▶ [RECORDS SHOWN]:
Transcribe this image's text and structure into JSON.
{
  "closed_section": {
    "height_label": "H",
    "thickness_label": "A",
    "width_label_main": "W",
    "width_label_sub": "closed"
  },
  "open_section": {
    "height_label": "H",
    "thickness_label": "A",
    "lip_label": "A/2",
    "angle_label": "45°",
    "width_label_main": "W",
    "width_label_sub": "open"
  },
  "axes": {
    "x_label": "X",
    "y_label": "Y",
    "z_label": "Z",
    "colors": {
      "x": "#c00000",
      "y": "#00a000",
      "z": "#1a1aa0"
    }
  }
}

▶ [THE PROBLEM]:
Every record shown above must be echoed exactly.

▶ [REPLY]:
Transcribe this image's text and structure into JSON.
{
  "closed_section": {
    "height_label": "H",
    "thickness_label": "A",
    "width_label_main": "W",
    "width_label_sub": "closed"
  },
  "open_section": {
    "height_label": "H",
    "thickness_label": "A",
    "lip_label": "A/2",
    "angle_label": "45°",
    "width_label_main": "W",
    "width_label_sub": "open"
  },
  "axes": {
    "x_label": "X",
    "y_label": "Y",
    "z_label": "Z",
    "colors": {
      "x": "#c00000",
      "y": "#00a000",
      "z": "#1a1aa0"
    }
  }
}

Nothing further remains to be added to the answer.